> **What needs to be done**
Reproduce the complete listing without any deviation.

> **The data**
+-------+

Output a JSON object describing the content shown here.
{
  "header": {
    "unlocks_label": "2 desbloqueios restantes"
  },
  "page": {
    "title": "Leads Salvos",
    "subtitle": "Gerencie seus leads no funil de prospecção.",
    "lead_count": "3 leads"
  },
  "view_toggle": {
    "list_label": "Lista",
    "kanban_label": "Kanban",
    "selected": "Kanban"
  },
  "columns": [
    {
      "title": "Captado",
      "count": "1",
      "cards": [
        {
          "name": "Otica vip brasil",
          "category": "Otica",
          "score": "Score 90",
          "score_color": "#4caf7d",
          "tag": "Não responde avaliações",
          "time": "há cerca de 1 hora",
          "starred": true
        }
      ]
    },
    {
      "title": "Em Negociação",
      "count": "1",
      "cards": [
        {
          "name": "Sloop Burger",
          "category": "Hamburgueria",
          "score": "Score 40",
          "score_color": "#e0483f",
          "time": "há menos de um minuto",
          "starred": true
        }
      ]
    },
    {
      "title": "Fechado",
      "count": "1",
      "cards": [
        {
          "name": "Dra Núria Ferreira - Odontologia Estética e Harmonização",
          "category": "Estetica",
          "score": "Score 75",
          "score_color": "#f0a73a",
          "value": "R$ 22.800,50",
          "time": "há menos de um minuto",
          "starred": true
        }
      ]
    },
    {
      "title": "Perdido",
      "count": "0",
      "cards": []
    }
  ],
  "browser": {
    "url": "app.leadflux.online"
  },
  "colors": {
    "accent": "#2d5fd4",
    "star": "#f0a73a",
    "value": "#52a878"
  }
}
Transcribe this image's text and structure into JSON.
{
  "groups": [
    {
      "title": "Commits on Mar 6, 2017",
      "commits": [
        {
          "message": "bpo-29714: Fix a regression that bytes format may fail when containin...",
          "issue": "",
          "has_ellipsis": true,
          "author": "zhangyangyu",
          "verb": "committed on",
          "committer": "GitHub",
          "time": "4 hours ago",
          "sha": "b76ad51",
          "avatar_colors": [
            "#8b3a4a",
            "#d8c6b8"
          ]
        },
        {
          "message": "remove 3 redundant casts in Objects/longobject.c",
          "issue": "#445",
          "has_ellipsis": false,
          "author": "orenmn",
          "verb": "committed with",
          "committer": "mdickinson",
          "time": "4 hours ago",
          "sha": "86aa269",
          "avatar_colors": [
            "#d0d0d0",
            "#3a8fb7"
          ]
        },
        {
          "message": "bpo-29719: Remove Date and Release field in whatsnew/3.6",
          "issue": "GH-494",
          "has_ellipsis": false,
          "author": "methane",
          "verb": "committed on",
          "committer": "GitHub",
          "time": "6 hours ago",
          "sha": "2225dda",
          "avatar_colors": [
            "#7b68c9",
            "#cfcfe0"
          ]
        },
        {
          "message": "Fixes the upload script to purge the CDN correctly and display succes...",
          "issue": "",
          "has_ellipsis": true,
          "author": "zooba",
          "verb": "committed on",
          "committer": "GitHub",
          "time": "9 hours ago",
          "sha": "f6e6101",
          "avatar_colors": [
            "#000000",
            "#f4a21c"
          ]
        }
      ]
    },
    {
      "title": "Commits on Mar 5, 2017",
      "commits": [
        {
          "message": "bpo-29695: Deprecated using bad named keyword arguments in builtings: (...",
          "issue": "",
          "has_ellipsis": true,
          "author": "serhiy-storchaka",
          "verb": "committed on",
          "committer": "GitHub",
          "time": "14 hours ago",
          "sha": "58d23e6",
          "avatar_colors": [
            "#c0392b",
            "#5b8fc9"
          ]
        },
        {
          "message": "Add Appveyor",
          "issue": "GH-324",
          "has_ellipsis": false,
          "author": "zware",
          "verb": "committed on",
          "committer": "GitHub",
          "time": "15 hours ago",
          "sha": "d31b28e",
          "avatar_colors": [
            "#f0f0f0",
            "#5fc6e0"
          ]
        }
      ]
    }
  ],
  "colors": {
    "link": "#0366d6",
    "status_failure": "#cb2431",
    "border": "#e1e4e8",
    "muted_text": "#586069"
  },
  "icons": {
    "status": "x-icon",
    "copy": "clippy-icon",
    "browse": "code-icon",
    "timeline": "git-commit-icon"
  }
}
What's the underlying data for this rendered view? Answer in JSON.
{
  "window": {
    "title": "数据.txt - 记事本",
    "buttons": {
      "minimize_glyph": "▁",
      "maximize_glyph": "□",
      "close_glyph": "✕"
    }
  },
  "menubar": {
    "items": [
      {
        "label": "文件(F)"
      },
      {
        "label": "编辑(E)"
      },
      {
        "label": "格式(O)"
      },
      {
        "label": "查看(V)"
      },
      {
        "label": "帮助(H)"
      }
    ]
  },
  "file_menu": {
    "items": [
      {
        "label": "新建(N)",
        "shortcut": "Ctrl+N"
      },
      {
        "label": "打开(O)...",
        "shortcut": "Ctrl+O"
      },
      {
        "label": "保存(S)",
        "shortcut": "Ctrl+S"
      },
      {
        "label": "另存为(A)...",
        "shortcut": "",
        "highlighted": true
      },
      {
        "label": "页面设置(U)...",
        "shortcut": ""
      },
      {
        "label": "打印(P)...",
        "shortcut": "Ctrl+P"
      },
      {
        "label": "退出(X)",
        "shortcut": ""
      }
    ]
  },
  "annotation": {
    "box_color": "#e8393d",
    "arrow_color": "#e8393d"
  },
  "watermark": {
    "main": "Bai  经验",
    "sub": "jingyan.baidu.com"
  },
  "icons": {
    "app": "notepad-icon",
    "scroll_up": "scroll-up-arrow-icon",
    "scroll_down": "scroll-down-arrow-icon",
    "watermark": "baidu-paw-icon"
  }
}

+-------+

> **The response**
Output a JSON object describing the content shown here.
{
  "header": {
    "unlocks_label": "2 desbloqueios restantes"
  },
  "page": {
    "title": "Leads Salvos",
    "subtitle": "Gerencie seus leads no funil de prospecção.",
    "lead_count": "3 leads"
  },
  "view_toggle": {
    "list_label": "Lista",
    "kanban_label": "Kanban",
    "selected": "Kanban"
  },
  "columns": [
    {
      "title": "Captado",
      "count": "1",
      "cards": [
        {
          "name": "Otica vip brasil",
          "category": "Otica",
          "score": "Score 90",
          "score_color": "#4caf7d",
          "tag": "Não responde avaliações",
          "time": "há cerca de 1 hora",
          "starred": true
        }
      ]
    },
    {
      "title": "Em Negociação",
      "count": "1",
      "cards": [
        {
          "name": "Sloop Burger",
          "category": "Hamburgueria",
          "score": "Score 40",
          "score_color": "#e0483f",
          "time": "há menos de um minuto",
          "starred": true
        }
      ]
    },
    {
      "title": "Fechado",
      "count": "1",
      "cards": [
        {
          "name": "Dra Núria Ferreira - Odontologia Estética e Harmonização",
          "category": "Estetica",
          "score": "Score 75",
          "score_color": "#f0a73a",
          "value": "R$ 22.800,50",
          "time": "há menos de um minuto",
          "starred": true
        }
      ]
    },
    {
      "title": "Perdido",
      "count": "0",
      "cards": []
    }
  ],
  "browser": {
    "url": "app.leadflux.online"
  },
  "colors": {
    "accent": "#2d5fd4",
    "star": "#f0a73a",
    "value": "#52a878"
  }
}
Transcribe this image's text and structure into JSON.
{
  "groups": [
    {
      "title": "Commits on Mar 6, 2017",
      "commits": [
        {
          "message": "bpo-29714: Fix a regression that bytes format may fail when containin...",
          "issue": "",
          "has_ellipsis": true,
          "author": "zhangyangyu",
          "verb": "committed on",
          "committer": "GitHub",
          "time": "4 hours ago",
          "sha": "b76ad51",
          "avatar_colors": [
            "#8b3a4a",
            "#d8c6b8"
          ]
        },
        {
          "message": "remove 3 redundant casts in Objects/longobject.c",
          "issue": "#445",
          "has_ellipsis": false,
          "author": "orenmn",
          "verb": "committed with",
          "committer": "mdickinson",
          "time": "4 hours ago",
          "sha": "86aa269",
          "avatar_colors": [
            "#d0d0d0",
            "#3a8fb7"
          ]
        },
        {
          "message": "bpo-29719: Remove Date and Release field in whatsnew/3.6",
          "issue": "GH-494",
          "has_ellipsis": false,
          "author": "methane",
          "verb": "committed on",
          "committer": "GitHub",
          "time": "6 hours ago",
          "sha": "2225dda",
          "avatar_colors": [
            "#7b68c9",
            "#cfcfe0"
          ]
        },
        {
          "message": "Fixes the upload script to purge the CDN correctly and display succes...",
          "issue": "",
          "has_ellipsis": true,
          "author": "zooba",
          "verb": "committed on",
          "committer": "GitHub",
          "time": "9 hours ago",
          "sha": "f6e6101",
          "avatar_colors": [
            "#000000",
            "#f4a21c"
          ]
        }
      ]
    },
    {
      "title": "Commits on Mar 5, 2017",
      "commits": [
        {
          "message": "bpo-29695: Deprecated using bad named keyword arguments in builtings: (...",
          "issue": "",
          "has_ellipsis": true,
          "author": "serhiy-storchaka",
          "verb": "committed on",
          "committer": "GitHub",
          "time": "14 hours ago",
          "sha": "58d23e6",
          "avatar_colors": [
            "#c0392b",
            "#5b8fc9"
          ]
        },
        {
          "message": "Add Appveyor",
          "issue": "GH-324",
          "has_ellipsis": false,
          "author": "zware",
          "verb": "committed on",
          "committer": "GitHub",
          "time": "15 hours ago",
          "sha": "d31b28e",
          "avatar_colors": [
            "#f0f0f0",
            "#5fc6e0"
          ]
        }
      ]
    }
  ],
  "colors": {
    "link": "#0366d6",
    "status_failure": "#cb2431",
    "border": "#e1e4e8",
    "muted_text": "#586069"
  },
  "icons": {
    "status": "x-icon",
    "copy": "clippy-icon",
    "browse": "code-icon",
    "timeline": "git-commit-icon"
  }
}
What's the underlying data for this rendered view? Answer in JSON.
{
  "window": {
    "title": "数据.txt - 记事本",
    "buttons": {
      "minimize_glyph": "▁",
      "maximize_glyph": "□",
      "close_glyph": "✕"
    }
  },
  "menubar": {
    "items": [
      {
        "label": "文件(F)"
      },
      {
        "label": "编辑(E)"
      },
      {
        "label": "格式(O)"
      },
      {
        "label": "查看(V)"
      },
      {
        "label": "帮助(H)"
      }
    ]
  },
  "file_menu": {
    "items": [
      {
        "label": "新建(N)",
        "shortcut": "Ctrl+N"
      },
      {
        "label": "打开(O)...",
        "shortcut": "Ctrl+O"
      },
      {
        "label": "保存(S)",
        "shortcut": "Ctrl+S"
      },
      {
        "label": "另存为(A)...",
        "shortcut": "",
        "highlighted": true
      },
      {
        "label": "页面设置(U)...",
        "shortcut": ""
      },
      {
        "label": "打印(P)...",
        "shortcut": "Ctrl+P"
      },
      {
        "label": "退出(X)",
        "shortcut": ""
      }
    ]
  },
  "annotation": {
    "box_color": "#e8393d",
    "arrow_color": "#e8393d"
  },
  "watermark": {
    "main": "Bai  经验",
    "sub": "jingyan.baidu.com"
  },
  "icons": {
    "app": "notepad-icon",
    "scroll_up": "scroll-up-arrow-icon",
    "scroll_down": "scroll-down-arrow-icon",
    "watermark": "baidu-paw-icon"
  }
}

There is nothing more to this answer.